* START Data lines *

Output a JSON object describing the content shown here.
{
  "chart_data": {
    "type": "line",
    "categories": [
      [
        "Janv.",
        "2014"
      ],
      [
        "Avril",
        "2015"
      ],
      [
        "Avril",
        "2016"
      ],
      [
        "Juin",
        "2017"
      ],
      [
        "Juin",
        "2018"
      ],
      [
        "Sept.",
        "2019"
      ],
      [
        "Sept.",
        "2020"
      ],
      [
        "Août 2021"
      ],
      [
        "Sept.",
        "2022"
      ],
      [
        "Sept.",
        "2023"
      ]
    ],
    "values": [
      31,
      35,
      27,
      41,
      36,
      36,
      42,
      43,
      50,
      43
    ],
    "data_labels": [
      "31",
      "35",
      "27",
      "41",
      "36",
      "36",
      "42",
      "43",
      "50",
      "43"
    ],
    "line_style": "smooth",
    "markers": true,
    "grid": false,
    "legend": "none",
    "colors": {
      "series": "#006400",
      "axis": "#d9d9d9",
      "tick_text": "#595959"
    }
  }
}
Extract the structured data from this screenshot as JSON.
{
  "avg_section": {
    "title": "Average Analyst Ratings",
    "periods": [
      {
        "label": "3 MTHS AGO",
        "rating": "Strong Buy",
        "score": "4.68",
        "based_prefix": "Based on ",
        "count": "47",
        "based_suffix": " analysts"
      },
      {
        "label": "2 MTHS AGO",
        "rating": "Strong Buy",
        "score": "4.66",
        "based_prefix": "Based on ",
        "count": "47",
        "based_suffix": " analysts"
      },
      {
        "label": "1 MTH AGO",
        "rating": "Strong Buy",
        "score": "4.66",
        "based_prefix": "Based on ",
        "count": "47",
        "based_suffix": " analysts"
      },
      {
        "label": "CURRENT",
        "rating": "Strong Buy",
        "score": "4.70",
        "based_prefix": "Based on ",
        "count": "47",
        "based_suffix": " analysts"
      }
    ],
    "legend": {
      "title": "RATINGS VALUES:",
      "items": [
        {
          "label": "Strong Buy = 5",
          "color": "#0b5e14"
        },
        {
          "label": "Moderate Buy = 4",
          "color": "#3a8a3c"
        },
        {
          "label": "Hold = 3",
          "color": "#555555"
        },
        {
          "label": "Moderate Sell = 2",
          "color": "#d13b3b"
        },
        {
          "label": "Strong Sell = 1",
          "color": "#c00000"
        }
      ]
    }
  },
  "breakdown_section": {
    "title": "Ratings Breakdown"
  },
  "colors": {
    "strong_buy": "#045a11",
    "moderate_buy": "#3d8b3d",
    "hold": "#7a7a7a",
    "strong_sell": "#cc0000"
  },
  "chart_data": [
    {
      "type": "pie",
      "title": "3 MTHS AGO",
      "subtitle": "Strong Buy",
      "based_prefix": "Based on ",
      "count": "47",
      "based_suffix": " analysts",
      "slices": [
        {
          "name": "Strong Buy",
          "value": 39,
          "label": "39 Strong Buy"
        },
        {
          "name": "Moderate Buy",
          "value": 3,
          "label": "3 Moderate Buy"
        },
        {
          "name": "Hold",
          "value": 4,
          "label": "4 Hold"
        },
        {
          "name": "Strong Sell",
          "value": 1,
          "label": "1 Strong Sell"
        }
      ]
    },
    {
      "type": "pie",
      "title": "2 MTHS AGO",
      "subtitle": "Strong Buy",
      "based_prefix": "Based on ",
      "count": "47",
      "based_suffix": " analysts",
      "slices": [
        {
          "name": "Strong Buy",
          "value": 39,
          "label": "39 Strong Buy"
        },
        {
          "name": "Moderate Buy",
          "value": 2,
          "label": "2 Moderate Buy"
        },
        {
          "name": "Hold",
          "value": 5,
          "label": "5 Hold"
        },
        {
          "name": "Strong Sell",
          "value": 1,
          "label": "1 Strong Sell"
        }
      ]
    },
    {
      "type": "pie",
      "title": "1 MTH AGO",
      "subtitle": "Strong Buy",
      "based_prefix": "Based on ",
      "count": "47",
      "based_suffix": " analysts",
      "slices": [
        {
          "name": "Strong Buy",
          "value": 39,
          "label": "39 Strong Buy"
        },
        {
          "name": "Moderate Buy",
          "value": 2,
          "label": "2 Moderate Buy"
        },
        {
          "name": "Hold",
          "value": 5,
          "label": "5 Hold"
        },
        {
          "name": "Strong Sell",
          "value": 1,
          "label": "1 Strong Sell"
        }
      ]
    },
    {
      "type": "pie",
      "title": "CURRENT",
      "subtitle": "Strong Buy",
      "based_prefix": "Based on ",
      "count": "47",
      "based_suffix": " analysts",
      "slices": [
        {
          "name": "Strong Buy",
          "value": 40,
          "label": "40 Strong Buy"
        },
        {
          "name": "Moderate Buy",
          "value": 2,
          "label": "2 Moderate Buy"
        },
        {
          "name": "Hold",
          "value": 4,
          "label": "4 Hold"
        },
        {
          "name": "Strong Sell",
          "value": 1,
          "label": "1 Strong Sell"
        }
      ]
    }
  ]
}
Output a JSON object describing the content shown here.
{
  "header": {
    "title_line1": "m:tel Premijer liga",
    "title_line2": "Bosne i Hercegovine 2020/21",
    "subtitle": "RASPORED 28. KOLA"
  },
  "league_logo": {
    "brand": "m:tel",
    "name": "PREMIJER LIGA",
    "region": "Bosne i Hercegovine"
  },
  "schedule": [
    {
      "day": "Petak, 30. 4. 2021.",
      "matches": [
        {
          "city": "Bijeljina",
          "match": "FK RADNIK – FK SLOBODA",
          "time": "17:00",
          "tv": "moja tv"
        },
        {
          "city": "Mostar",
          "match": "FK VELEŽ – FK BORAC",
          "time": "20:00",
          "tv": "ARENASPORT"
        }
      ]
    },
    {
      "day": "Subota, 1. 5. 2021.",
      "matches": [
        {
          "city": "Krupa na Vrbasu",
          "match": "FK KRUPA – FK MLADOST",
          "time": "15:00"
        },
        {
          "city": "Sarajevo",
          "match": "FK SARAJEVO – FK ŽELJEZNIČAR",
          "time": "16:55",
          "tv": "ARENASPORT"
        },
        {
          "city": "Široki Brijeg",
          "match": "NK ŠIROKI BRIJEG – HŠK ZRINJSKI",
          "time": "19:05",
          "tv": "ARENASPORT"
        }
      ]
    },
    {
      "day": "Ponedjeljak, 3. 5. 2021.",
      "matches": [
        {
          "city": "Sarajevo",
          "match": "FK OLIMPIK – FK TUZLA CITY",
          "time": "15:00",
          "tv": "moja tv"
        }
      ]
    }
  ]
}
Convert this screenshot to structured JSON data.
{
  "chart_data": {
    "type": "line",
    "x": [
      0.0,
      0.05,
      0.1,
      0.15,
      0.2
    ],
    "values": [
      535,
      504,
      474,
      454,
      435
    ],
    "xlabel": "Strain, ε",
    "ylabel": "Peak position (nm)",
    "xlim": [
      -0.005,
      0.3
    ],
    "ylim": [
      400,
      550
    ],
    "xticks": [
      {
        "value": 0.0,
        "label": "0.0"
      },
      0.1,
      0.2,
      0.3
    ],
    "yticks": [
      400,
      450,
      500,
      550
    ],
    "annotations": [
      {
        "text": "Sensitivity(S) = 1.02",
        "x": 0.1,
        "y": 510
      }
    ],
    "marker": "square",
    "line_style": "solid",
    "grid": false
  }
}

* END Data lines *

-- Set exercise --
Give only the count of lines in this material that contain the string "score".

-- Written solution --
4